**WHAT THE EXERCISE ASKS:** Return the full material exactly.

[START OF SUPPLIED INFORMATION]

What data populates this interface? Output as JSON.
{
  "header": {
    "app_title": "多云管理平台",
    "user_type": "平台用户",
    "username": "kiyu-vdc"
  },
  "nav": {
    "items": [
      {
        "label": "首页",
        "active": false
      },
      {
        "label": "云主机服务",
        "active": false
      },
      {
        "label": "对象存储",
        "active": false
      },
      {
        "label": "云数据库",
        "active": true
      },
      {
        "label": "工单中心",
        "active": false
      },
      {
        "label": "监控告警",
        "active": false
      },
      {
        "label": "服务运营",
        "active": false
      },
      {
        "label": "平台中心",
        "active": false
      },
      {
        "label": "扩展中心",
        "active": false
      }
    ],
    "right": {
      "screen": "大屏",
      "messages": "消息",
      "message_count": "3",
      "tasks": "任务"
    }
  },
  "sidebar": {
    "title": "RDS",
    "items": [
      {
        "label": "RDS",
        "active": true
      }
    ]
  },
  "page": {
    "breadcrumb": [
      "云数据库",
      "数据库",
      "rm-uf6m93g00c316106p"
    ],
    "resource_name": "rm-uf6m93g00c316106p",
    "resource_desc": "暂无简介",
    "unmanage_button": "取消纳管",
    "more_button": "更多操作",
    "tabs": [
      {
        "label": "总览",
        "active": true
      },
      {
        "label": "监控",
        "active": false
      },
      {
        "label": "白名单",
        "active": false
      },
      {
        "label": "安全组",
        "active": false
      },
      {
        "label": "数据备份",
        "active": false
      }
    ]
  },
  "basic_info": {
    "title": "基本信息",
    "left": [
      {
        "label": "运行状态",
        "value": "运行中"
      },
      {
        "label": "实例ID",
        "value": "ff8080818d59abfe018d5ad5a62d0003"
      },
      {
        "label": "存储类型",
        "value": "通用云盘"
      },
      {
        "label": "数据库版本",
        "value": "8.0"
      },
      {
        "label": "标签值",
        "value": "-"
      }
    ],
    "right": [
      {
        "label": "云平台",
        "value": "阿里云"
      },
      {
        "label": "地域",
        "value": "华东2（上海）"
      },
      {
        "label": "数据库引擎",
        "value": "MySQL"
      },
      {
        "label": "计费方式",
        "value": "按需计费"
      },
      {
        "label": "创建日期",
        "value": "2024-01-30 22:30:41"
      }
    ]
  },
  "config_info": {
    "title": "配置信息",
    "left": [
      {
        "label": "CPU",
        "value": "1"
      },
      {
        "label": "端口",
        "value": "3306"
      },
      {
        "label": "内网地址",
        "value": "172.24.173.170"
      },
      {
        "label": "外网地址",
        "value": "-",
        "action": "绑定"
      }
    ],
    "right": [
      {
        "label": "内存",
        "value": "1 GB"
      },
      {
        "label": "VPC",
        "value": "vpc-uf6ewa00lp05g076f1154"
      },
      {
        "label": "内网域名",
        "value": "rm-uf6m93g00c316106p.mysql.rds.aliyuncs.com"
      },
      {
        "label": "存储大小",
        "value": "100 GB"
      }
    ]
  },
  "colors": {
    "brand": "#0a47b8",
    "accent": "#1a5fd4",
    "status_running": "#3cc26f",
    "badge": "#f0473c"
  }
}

[END OF SUPPLIED INFORMATION]

**RESULT OF THIS TASK:**
What data populates this interface? Output as JSON.
{
  "header": {
    "app_title": "多云管理平台",
    "user_type": "平台用户",
    "username": "kiyu-vdc"
  },
  "nav": {
    "items": [
      {
        "label": "首页",
        "active": false
      },
      {
        "label": "云主机服务",
        "active": false
      },
      {
        "label": "对象存储",
        "active": false
      },
      {
        "label": "云数据库",
        "active": true
      },
      {
        "label": "工单中心",
        "active": false
      },
      {
        "label": "监控告警",
        "active": false
      },
      {
        "label": "服务运营",
        "active": false
      },
      {
        "label": "平台中心",
        "active": false
      },
      {
        "label": "扩展中心",
        "active": false
      }
    ],
    "right": {
      "screen": "大屏",
      "messages": "消息",
      "message_count": "3",
      "tasks": "任务"
    }
  },
  "sidebar": {
    "title": "RDS",
    "items": [
      {
        "label": "RDS",
        "active": true
      }
    ]
  },
  "page": {
    "breadcrumb": [
      "云数据库",
      "数据库",
      "rm-uf6m93g00c316106p"
    ],
    "resource_name": "rm-uf6m93g00c316106p",
    "resource_desc": "暂无简介",
    "unmanage_button": "取消纳管",
    "more_button": "更多操作",
    "tabs": [
      {
        "label": "总览",
        "active": true
      },
      {
        "label": "监控",
        "active": false
      },
      {
        "label": "白名单",
        "active": false
      },
      {
        "label": "安全组",
        "active": false
      },
      {
        "label": "数据备份",
        "active": false
      }
    ]
  },
  "basic_info": {
    "title": "基本信息",
    "left": [
      {
        "label": "运行状态",
        "value": "运行中"
      },
      {
        "label": "实例ID",
        "value": "ff8080818d59abfe018d5ad5a62d0003"
      },
      {
        "label": "存储类型",
        "value": "通用云盘"
      },
      {
        "label": "数据库版本",
        "value": "8.0"
      },
      {
        "label": "标签值",
        "value": "-"
      }
    ],
    "right": [
      {
        "label": "云平台",
        "value": "阿里云"
      },
      {
        "label": "地域",
        "value": "华东2（上海）"
      },
      {
        "label": "数据库引擎",
        "value": "MySQL"
      },
      {
        "label": "计费方式",
        "value": "按需计费"
      },
      {
        "label": "创建日期",
        "value": "2024-01-30 22:30:41"
      }
    ]
  },
  "config_info": {
    "title": "配置信息",
    "left": [
      {
        "label": "CPU",
        "value": "1"
      },
      {
        "label": "端口",
        "value": "3306"
      },
      {
        "label": "内网地址",
        "value": "172.24.173.170"
      },
      {
        "label": "外网地址",
        "value": "-",
        "action": "绑定"
      }
    ],
    "right": [
      {
        "label": "内存",
        "value": "1 GB"
      },
      {
        "label": "VPC",
        "value": "vpc-uf6ewa00lp05g076f1154"
      },
      {
        "label": "内网域名",
        "value": "rm-uf6m93g00c316106p.mysql.rds.aliyuncs.com"
      },
      {
        "label": "存储大小",
        "value": "100 GB"
      }
    ]
  },
  "colors": {
    "brand": "#0a47b8",
    "accent": "#1a5fd4",
    "status_running": "#3cc26f",
    "badge": "#f0473c"
  }
}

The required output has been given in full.